_Data entries:_
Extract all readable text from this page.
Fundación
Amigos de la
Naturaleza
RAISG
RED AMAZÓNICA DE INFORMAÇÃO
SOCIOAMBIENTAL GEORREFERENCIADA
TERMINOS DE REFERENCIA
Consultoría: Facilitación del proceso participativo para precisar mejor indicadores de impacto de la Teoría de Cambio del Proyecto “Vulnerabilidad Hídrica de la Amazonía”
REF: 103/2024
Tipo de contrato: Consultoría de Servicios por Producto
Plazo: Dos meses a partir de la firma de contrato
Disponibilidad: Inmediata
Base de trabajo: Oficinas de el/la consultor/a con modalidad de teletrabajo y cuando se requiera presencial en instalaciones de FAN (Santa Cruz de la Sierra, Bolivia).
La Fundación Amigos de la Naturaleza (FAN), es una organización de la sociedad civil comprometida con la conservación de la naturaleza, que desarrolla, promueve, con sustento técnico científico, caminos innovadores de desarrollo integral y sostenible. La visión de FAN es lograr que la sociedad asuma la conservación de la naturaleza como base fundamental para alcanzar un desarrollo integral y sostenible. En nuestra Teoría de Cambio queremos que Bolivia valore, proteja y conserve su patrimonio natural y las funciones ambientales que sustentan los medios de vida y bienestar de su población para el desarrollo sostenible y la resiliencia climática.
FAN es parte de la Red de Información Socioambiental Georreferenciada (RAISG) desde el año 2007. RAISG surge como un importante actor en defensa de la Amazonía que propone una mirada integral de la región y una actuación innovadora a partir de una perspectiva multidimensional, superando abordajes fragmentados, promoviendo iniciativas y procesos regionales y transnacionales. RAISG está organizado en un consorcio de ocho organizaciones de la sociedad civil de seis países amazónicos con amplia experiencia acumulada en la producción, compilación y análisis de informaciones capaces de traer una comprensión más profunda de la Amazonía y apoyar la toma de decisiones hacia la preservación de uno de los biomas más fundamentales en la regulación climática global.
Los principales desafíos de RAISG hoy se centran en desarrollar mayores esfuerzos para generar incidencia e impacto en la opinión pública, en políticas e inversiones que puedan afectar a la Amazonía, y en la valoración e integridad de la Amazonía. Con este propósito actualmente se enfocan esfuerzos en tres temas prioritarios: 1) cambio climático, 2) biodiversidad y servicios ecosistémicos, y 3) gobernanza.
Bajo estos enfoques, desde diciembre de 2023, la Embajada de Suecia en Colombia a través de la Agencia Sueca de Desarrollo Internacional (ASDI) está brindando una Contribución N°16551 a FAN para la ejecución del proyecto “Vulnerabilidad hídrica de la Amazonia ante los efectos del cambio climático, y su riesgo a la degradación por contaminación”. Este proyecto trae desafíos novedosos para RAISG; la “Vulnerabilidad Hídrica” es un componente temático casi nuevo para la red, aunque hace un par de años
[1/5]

_Written request:_
Go through the records line by line and count those containing the string "Naturaleza". Give only the total.

_Result for this exercise:_
2